• _Problem to solve_: Note each line in the data below that holds "lang", and copy it.

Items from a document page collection
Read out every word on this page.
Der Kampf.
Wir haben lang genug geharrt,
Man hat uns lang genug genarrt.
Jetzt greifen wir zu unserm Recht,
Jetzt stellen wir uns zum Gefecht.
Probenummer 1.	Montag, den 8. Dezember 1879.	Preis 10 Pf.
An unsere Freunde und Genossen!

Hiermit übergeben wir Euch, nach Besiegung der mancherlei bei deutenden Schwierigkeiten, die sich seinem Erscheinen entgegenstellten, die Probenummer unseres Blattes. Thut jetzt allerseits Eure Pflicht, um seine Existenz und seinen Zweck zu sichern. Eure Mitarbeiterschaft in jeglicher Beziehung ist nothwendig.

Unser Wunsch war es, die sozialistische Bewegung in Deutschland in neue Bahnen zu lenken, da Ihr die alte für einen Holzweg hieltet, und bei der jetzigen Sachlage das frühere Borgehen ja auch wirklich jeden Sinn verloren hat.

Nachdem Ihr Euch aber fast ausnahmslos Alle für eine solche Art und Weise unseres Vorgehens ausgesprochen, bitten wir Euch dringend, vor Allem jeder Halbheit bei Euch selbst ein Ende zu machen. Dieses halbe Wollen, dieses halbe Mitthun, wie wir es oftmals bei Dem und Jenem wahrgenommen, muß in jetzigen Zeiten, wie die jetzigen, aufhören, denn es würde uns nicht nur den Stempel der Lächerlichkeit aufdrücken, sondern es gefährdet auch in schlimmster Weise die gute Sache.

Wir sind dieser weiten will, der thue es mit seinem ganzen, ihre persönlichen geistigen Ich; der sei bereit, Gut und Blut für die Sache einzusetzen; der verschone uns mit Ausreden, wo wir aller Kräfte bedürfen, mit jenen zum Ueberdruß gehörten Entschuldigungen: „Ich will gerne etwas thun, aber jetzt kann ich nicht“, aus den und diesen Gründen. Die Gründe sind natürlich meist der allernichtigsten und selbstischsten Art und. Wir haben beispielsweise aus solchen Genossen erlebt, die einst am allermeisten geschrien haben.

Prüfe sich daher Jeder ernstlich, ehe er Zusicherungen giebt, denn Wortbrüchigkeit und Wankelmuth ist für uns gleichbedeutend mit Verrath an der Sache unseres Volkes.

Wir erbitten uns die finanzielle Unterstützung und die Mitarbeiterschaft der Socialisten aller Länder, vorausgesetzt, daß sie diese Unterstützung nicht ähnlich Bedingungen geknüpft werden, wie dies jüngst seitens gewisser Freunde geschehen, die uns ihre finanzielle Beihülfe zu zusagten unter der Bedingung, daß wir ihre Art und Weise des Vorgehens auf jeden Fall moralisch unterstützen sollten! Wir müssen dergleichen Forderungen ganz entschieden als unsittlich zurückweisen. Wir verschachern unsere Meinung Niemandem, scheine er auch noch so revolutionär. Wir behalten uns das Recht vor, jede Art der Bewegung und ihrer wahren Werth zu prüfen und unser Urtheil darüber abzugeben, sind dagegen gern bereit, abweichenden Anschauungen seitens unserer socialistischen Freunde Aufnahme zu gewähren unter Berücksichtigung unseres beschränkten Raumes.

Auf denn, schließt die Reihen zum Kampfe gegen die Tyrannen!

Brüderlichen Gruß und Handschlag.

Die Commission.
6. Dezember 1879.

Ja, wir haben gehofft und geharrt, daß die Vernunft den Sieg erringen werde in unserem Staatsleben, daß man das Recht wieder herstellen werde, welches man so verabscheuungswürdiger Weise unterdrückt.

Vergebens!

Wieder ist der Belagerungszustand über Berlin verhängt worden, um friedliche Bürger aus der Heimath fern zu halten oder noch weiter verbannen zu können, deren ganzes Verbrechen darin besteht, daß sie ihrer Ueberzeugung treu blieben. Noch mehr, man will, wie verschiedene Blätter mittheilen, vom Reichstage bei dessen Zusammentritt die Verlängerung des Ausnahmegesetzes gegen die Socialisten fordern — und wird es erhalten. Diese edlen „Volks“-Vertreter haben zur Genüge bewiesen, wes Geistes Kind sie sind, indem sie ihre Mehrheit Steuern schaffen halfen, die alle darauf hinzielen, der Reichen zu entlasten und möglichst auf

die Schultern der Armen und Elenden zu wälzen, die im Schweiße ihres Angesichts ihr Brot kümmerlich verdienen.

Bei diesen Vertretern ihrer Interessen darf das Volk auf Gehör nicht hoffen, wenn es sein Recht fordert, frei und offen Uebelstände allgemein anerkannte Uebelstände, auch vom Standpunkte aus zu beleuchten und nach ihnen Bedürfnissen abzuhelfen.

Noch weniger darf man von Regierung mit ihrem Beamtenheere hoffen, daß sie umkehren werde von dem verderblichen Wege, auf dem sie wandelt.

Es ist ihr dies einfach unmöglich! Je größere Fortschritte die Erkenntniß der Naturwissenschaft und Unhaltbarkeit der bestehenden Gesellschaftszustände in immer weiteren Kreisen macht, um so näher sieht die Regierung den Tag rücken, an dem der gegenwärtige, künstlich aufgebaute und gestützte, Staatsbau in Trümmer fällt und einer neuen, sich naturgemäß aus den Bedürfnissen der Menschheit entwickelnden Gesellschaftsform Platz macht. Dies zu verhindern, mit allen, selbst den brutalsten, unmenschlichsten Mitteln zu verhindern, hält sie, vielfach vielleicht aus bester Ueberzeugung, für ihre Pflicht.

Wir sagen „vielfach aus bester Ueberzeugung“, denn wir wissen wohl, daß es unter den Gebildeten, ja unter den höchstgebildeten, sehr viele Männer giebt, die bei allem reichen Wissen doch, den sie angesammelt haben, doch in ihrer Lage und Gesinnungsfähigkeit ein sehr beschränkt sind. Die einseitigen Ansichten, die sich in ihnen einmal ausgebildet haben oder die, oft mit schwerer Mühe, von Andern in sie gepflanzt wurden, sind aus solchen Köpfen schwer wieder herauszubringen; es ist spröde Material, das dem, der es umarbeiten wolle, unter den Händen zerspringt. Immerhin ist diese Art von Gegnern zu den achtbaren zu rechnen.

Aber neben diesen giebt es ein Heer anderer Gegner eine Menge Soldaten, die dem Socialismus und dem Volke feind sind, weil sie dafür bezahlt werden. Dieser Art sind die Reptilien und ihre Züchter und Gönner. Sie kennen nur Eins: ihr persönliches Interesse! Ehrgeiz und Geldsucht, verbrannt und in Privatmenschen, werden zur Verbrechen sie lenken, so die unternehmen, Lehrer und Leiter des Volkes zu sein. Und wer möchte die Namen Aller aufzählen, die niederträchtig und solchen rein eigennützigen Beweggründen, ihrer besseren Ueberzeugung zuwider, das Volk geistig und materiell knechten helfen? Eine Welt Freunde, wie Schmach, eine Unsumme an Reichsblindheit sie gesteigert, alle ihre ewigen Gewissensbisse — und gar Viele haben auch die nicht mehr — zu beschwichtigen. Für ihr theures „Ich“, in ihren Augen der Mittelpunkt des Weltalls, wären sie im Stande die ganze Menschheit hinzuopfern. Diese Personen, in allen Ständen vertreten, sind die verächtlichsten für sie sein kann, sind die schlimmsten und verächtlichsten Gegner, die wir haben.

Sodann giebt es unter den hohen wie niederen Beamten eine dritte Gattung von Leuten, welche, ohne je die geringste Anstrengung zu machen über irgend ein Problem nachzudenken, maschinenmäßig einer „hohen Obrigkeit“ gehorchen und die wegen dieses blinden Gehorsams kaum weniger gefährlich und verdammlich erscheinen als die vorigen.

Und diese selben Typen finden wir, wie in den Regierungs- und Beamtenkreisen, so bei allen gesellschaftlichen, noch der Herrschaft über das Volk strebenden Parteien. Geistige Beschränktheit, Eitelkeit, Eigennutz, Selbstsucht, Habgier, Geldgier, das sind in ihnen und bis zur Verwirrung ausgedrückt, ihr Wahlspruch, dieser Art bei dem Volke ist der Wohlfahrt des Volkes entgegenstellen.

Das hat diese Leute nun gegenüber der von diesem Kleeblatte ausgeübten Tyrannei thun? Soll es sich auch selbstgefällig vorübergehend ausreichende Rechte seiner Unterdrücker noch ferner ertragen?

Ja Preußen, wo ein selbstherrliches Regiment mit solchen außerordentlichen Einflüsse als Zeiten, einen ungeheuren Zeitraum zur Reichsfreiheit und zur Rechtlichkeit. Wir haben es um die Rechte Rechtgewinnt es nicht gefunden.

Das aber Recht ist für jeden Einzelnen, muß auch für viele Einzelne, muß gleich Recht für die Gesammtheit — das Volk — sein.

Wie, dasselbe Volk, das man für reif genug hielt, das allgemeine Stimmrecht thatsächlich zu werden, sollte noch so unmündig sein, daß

• _Answer to this task_:
Wir haben lang genug geharrt,
Man hat uns lang genug genarrt.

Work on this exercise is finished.